▶ _Challenge_
Give only the number of lines that hold the word "plain".

▶ _Records to use_
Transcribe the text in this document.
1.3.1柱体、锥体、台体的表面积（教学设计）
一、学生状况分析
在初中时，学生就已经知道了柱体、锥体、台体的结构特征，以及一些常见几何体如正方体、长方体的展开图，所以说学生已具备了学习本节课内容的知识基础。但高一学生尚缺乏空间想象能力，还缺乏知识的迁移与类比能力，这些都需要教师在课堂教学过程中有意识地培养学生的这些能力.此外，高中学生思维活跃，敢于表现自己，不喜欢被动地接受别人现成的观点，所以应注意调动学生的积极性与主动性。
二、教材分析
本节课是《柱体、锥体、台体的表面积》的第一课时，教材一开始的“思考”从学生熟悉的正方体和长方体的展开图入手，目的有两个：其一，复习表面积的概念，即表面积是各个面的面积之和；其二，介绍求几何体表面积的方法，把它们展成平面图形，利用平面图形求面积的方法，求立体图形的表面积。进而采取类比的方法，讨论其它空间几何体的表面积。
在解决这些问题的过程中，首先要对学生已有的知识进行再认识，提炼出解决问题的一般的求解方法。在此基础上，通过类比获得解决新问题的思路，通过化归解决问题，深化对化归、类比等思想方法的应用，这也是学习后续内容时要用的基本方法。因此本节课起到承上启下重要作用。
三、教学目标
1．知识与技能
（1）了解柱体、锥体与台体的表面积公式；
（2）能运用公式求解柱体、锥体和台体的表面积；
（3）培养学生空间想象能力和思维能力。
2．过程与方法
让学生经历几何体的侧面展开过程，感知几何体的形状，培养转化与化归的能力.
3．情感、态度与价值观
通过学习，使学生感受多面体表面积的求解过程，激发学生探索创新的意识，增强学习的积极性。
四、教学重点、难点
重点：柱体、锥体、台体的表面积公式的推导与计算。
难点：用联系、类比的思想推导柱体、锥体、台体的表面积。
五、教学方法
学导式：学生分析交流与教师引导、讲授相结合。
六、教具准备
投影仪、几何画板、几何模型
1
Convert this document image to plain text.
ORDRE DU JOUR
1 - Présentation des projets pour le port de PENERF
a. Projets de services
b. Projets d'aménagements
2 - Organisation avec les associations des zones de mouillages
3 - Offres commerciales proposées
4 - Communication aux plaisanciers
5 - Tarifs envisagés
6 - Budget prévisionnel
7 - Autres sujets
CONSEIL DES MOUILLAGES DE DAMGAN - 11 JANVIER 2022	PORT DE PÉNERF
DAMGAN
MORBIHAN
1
--
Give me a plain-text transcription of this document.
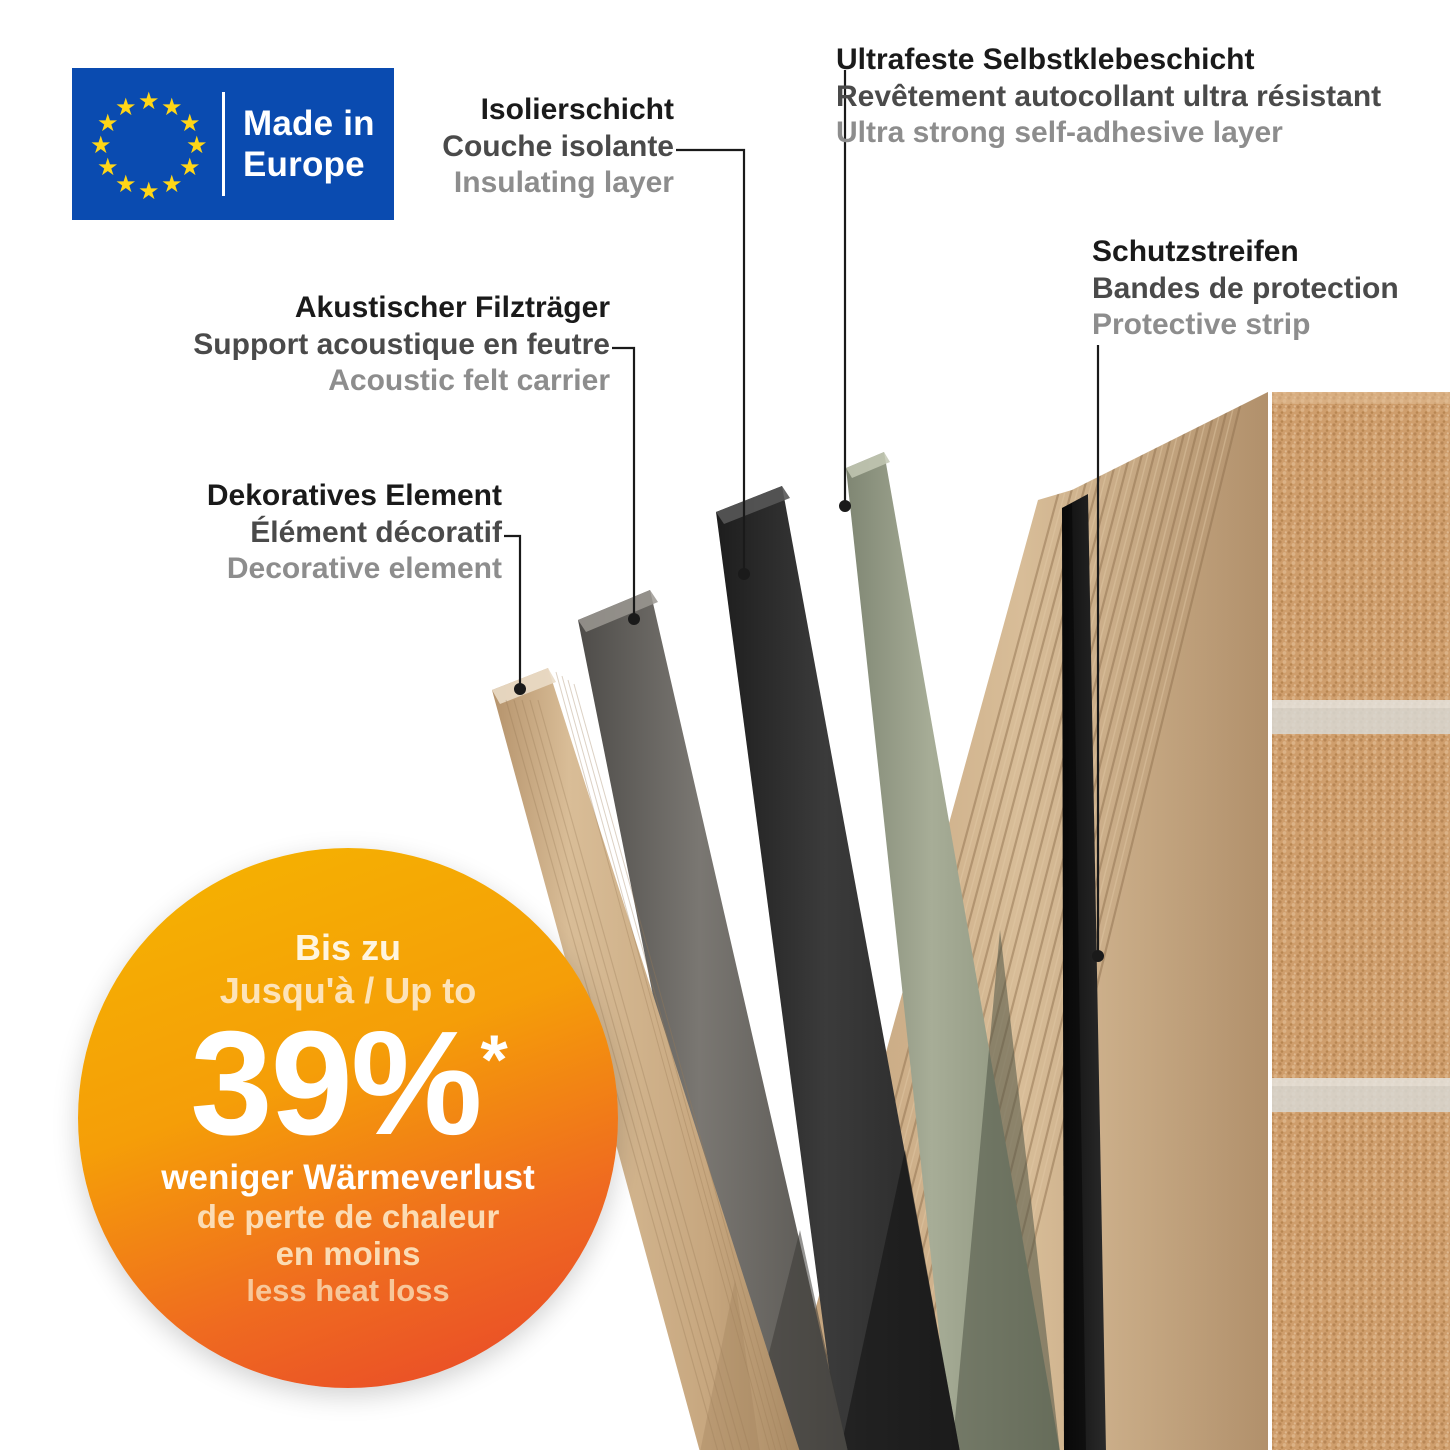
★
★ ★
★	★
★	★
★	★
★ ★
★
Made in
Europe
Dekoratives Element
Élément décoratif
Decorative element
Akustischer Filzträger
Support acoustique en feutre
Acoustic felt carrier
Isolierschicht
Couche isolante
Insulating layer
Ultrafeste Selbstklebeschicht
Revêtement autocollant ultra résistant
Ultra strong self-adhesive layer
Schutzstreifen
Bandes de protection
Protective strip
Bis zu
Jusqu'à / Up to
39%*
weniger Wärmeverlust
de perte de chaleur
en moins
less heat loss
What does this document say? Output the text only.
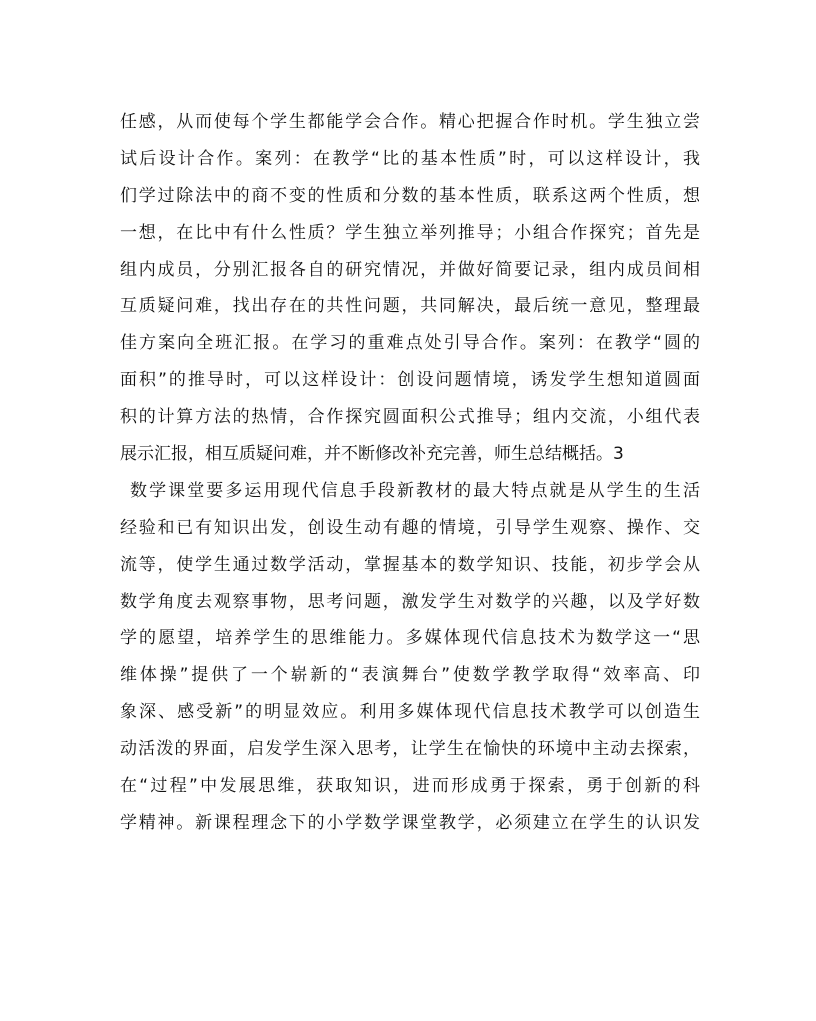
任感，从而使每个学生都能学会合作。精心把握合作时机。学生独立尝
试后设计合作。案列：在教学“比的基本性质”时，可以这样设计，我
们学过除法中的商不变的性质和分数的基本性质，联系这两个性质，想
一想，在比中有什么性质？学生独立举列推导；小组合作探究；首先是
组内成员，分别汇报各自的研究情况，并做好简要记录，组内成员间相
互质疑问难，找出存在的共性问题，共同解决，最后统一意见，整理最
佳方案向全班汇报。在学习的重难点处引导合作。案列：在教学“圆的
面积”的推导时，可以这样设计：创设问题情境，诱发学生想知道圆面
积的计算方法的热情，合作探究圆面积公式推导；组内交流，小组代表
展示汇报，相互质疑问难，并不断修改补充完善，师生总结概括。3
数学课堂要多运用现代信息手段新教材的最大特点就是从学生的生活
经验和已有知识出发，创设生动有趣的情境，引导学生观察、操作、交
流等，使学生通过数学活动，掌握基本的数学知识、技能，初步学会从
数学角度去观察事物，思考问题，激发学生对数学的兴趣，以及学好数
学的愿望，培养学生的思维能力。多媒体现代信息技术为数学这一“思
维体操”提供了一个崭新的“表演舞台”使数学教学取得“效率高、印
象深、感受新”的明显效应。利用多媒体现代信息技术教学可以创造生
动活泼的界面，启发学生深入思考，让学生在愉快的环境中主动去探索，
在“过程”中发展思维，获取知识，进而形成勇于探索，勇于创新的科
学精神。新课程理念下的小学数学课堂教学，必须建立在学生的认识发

▶ _The solution_
2